[Begin Material to process]

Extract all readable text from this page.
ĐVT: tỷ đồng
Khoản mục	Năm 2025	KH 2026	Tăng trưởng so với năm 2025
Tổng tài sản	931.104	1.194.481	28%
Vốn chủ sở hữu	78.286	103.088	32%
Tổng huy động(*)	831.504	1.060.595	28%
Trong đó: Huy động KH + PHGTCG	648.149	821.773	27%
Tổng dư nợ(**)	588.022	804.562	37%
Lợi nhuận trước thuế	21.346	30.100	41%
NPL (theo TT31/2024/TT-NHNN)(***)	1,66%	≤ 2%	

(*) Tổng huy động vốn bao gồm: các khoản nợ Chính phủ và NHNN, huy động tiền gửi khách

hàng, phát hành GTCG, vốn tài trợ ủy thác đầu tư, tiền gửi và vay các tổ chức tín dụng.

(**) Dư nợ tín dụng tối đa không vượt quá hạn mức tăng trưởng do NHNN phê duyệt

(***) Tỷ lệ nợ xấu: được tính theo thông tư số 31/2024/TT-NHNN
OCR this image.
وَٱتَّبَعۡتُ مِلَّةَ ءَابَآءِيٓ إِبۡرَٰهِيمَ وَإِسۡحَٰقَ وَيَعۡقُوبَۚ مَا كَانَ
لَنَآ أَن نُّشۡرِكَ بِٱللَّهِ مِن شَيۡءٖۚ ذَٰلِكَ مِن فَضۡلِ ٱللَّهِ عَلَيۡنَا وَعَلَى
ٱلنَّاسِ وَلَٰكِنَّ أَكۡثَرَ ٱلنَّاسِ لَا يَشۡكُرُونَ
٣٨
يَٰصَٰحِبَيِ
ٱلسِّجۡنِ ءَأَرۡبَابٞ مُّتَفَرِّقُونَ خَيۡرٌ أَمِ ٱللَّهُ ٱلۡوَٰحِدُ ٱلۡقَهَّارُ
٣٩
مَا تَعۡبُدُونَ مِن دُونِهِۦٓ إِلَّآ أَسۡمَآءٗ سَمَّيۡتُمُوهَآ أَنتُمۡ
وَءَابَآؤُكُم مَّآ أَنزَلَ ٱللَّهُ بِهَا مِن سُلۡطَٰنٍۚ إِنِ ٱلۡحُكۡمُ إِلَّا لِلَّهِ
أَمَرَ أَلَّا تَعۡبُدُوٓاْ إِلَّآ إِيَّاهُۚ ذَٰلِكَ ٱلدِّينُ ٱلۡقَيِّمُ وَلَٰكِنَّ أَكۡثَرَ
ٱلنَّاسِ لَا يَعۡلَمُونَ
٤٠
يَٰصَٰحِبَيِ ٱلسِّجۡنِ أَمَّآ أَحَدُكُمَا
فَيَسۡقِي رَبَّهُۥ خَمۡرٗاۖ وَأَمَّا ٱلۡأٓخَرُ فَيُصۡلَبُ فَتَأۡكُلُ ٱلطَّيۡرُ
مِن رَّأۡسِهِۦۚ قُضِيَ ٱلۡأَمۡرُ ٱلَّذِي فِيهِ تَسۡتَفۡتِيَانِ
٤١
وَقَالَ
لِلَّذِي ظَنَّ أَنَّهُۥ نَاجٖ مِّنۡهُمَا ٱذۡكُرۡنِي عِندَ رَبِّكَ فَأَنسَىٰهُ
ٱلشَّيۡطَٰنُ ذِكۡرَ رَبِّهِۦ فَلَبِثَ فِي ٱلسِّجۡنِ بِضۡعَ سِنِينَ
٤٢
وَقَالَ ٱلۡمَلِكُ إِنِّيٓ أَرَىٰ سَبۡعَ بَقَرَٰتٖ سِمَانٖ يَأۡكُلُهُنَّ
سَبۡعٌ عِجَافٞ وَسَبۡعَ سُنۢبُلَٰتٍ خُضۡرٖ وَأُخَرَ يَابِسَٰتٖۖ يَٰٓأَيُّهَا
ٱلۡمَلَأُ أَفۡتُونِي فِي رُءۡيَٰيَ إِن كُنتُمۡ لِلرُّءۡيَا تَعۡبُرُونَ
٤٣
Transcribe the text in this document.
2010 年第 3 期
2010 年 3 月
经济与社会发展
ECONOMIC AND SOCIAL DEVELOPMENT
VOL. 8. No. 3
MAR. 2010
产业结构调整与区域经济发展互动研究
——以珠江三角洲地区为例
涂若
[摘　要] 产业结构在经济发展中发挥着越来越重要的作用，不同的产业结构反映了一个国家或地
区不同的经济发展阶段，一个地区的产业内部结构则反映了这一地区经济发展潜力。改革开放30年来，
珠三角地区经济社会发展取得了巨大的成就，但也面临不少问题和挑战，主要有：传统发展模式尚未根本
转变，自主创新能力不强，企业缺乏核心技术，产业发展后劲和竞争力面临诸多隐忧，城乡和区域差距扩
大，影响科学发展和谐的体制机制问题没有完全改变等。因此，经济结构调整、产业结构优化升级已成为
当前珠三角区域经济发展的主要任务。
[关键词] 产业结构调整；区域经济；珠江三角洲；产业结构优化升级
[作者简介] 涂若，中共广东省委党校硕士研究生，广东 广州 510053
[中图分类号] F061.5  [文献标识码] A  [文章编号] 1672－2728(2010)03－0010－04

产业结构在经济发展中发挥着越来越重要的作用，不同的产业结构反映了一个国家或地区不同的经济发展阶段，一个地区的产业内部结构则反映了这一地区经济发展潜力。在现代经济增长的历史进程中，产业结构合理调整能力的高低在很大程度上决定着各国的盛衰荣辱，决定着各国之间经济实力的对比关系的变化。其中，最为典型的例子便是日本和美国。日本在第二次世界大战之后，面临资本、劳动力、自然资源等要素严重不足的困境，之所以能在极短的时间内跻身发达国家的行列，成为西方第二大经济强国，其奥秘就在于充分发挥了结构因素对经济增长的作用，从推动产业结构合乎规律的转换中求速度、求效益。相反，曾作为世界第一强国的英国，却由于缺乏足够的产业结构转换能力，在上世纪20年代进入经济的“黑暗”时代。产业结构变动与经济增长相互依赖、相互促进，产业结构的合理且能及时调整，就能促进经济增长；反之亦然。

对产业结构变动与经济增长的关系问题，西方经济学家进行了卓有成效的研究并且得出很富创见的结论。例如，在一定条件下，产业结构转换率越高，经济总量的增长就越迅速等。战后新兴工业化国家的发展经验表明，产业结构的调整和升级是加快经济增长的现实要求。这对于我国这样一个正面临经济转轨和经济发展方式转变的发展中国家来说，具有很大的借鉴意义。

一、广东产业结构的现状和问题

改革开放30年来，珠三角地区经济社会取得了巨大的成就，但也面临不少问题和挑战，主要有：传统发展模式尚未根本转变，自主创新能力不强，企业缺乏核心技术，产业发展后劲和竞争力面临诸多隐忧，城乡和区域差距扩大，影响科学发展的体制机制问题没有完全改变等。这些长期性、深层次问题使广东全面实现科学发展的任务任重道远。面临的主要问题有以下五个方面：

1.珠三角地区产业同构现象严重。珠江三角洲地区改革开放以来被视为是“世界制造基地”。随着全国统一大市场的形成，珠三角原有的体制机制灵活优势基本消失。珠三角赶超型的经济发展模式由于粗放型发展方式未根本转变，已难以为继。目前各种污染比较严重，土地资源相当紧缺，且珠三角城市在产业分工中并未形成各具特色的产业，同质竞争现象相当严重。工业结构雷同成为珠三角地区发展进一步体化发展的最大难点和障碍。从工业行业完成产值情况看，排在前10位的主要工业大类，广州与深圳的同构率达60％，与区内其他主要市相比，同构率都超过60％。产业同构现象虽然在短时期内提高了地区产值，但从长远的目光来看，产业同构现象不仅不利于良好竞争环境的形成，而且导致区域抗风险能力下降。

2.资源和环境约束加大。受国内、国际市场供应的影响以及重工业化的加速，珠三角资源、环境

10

[End Material to process]

Your objective -> Write out every line of the records exactly.

Exercise answer ->
Extract all readable text from this page.
ĐVT: tỷ đồng
Khoản mục	Năm 2025	KH 2026	Tăng trưởng so với năm 2025
Tổng tài sản	931.104	1.194.481	28%
Vốn chủ sở hữu	78.286	103.088	32%
Tổng huy động(*)	831.504	1.060.595	28%
Trong đó: Huy động KH + PHGTCG	648.149	821.773	27%
Tổng dư nợ(**)	588.022	804.562	37%
Lợi nhuận trước thuế	21.346	30.100	41%
NPL (theo TT31/2024/TT-NHNN)(***)	1,66%	≤ 2%	

(*) Tổng huy động vốn bao gồm: các khoản nợ Chính phủ và NHNN, huy động tiền gửi khách

hàng, phát hành GTCG, vốn tài trợ ủy thác đầu tư, tiền gửi và vay các tổ chức tín dụng.

(**) Dư nợ tín dụng tối đa không vượt quá hạn mức tăng trưởng do NHNN phê duyệt

(***) Tỷ lệ nợ xấu: được tính theo thông tư số 31/2024/TT-NHNN
OCR this image.
وَٱتَّبَعۡتُ مِلَّةَ ءَابَآءِيٓ إِبۡرَٰهِيمَ وَإِسۡحَٰقَ وَيَعۡقُوبَۚ مَا كَانَ
لَنَآ أَن نُّشۡرِكَ بِٱللَّهِ مِن شَيۡءٖۚ ذَٰلِكَ مِن فَضۡلِ ٱللَّهِ عَلَيۡنَا وَعَلَى
ٱلنَّاسِ وَلَٰكِنَّ أَكۡثَرَ ٱلنَّاسِ لَا يَشۡكُرُونَ
٣٨
يَٰصَٰحِبَيِ
ٱلسِّجۡنِ ءَأَرۡبَابٞ مُّتَفَرِّقُونَ خَيۡرٌ أَمِ ٱللَّهُ ٱلۡوَٰحِدُ ٱلۡقَهَّارُ
٣٩
مَا تَعۡبُدُونَ مِن دُونِهِۦٓ إِلَّآ أَسۡمَآءٗ سَمَّيۡتُمُوهَآ أَنتُمۡ
وَءَابَآؤُكُم مَّآ أَنزَلَ ٱللَّهُ بِهَا مِن سُلۡطَٰنٍۚ إِنِ ٱلۡحُكۡمُ إِلَّا لِلَّهِ
أَمَرَ أَلَّا تَعۡبُدُوٓاْ إِلَّآ إِيَّاهُۚ ذَٰلِكَ ٱلدِّينُ ٱلۡقَيِّمُ وَلَٰكِنَّ أَكۡثَرَ
ٱلنَّاسِ لَا يَعۡلَمُونَ
٤٠
يَٰصَٰحِبَيِ ٱلسِّجۡنِ أَمَّآ أَحَدُكُمَا
فَيَسۡقِي رَبَّهُۥ خَمۡرٗاۖ وَأَمَّا ٱلۡأٓخَرُ فَيُصۡلَبُ فَتَأۡكُلُ ٱلطَّيۡرُ
مِن رَّأۡسِهِۦۚ قُضِيَ ٱلۡأَمۡرُ ٱلَّذِي فِيهِ تَسۡتَفۡتِيَانِ
٤١
وَقَالَ
لِلَّذِي ظَنَّ أَنَّهُۥ نَاجٖ مِّنۡهُمَا ٱذۡكُرۡنِي عِندَ رَبِّكَ فَأَنسَىٰهُ
ٱلشَّيۡطَٰنُ ذِكۡرَ رَبِّهِۦ فَلَبِثَ فِي ٱلسِّجۡنِ بِضۡعَ سِنِينَ
٤٢
وَقَالَ ٱلۡمَلِكُ إِنِّيٓ أَرَىٰ سَبۡعَ بَقَرَٰتٖ سِمَانٖ يَأۡكُلُهُنَّ
سَبۡعٌ عِجَافٞ وَسَبۡعَ سُنۢبُلَٰتٍ خُضۡرٖ وَأُخَرَ يَابِسَٰتٖۖ يَٰٓأَيُّهَا
ٱلۡمَلَأُ أَفۡتُونِي فِي رُءۡيَٰيَ إِن كُنتُمۡ لِلرُّءۡيَا تَعۡبُرُونَ
٤٣
Transcribe the text in this document.
2010 年第 3 期
2010 年 3 月
经济与社会发展
ECONOMIC AND SOCIAL DEVELOPMENT
VOL. 8. No. 3
MAR. 2010
产业结构调整与区域经济发展互动研究
——以珠江三角洲地区为例
涂若
[摘　要] 产业结构在经济发展中发挥着越来越重要的作用，不同的产业结构反映了一个国家或地
区不同的经济发展阶段，一个地区的产业内部结构则反映了这一地区经济发展潜力。改革开放30年来，
珠三角地区经济社会发展取得了巨大的成就，但也面临不少问题和挑战，主要有：传统发展模式尚未根本
转变，自主创新能力不强，企业缺乏核心技术，产业发展后劲和竞争力面临诸多隐忧，城乡和区域差距扩
大，影响科学发展和谐的体制机制问题没有完全改变等。因此，经济结构调整、产业结构优化升级已成为
当前珠三角区域经济发展的主要任务。
[关键词] 产业结构调整；区域经济；珠江三角洲；产业结构优化升级
[作者简介] 涂若，中共广东省委党校硕士研究生，广东 广州 510053
[中图分类号] F061.5  [文献标识码] A  [文章编号] 1672－2728(2010)03－0010－04

产业结构在经济发展中发挥着越来越重要的作用，不同的产业结构反映了一个国家或地区不同的经济发展阶段，一个地区的产业内部结构则反映了这一地区经济发展潜力。在现代经济增长的历史进程中，产业结构合理调整能力的高低在很大程度上决定着各国的盛衰荣辱，决定着各国之间经济实力的对比关系的变化。其中，最为典型的例子便是日本和美国。日本在第二次世界大战之后，面临资本、劳动力、自然资源等要素严重不足的困境，之所以能在极短的时间内跻身发达国家的行列，成为西方第二大经济强国，其奥秘就在于充分发挥了结构因素对经济增长的作用，从推动产业结构合乎规律的转换中求速度、求效益。相反，曾作为世界第一强国的英国，却由于缺乏足够的产业结构转换能力，在上世纪20年代进入经济的“黑暗”时代。产业结构变动与经济增长相互依赖、相互促进，产业结构的合理且能及时调整，就能促进经济增长；反之亦然。

对产业结构变动与经济增长的关系问题，西方经济学家进行了卓有成效的研究并且得出很富创见的结论。例如，在一定条件下，产业结构转换率越高，经济总量的增长就越迅速等。战后新兴工业化国家的发展经验表明，产业结构的调整和升级是加快经济增长的现实要求。这对于我国这样一个正面临经济转轨和经济发展方式转变的发展中国家来说，具有很大的借鉴意义。

一、广东产业结构的现状和问题

改革开放30年来，珠三角地区经济社会取得了巨大的成就，但也面临不少问题和挑战，主要有：传统发展模式尚未根本转变，自主创新能力不强，企业缺乏核心技术，产业发展后劲和竞争力面临诸多隐忧，城乡和区域差距扩大，影响科学发展的体制机制问题没有完全改变等。这些长期性、深层次问题使广东全面实现科学发展的任务任重道远。面临的主要问题有以下五个方面：

1.珠三角地区产业同构现象严重。珠江三角洲地区改革开放以来被视为是“世界制造基地”。随着全国统一大市场的形成，珠三角原有的体制机制灵活优势基本消失。珠三角赶超型的经济发展模式由于粗放型发展方式未根本转变，已难以为继。目前各种污染比较严重，土地资源相当紧缺，且珠三角城市在产业分工中并未形成各具特色的产业，同质竞争现象相当严重。工业结构雷同成为珠三角地区发展进一步体化发展的最大难点和障碍。从工业行业完成产值情况看，排在前10位的主要工业大类，广州与深圳的同构率达60％，与区内其他主要市相比，同构率都超过60％。产业同构现象虽然在短时期内提高了地区产值，但从长远的目光来看，产业同构现象不仅不利于良好竞争环境的形成，而且导致区域抗风险能力下降。

2.资源和环境约束加大。受国内、国际市场供应的影响以及重工业化的加速，珠三角资源、环境

10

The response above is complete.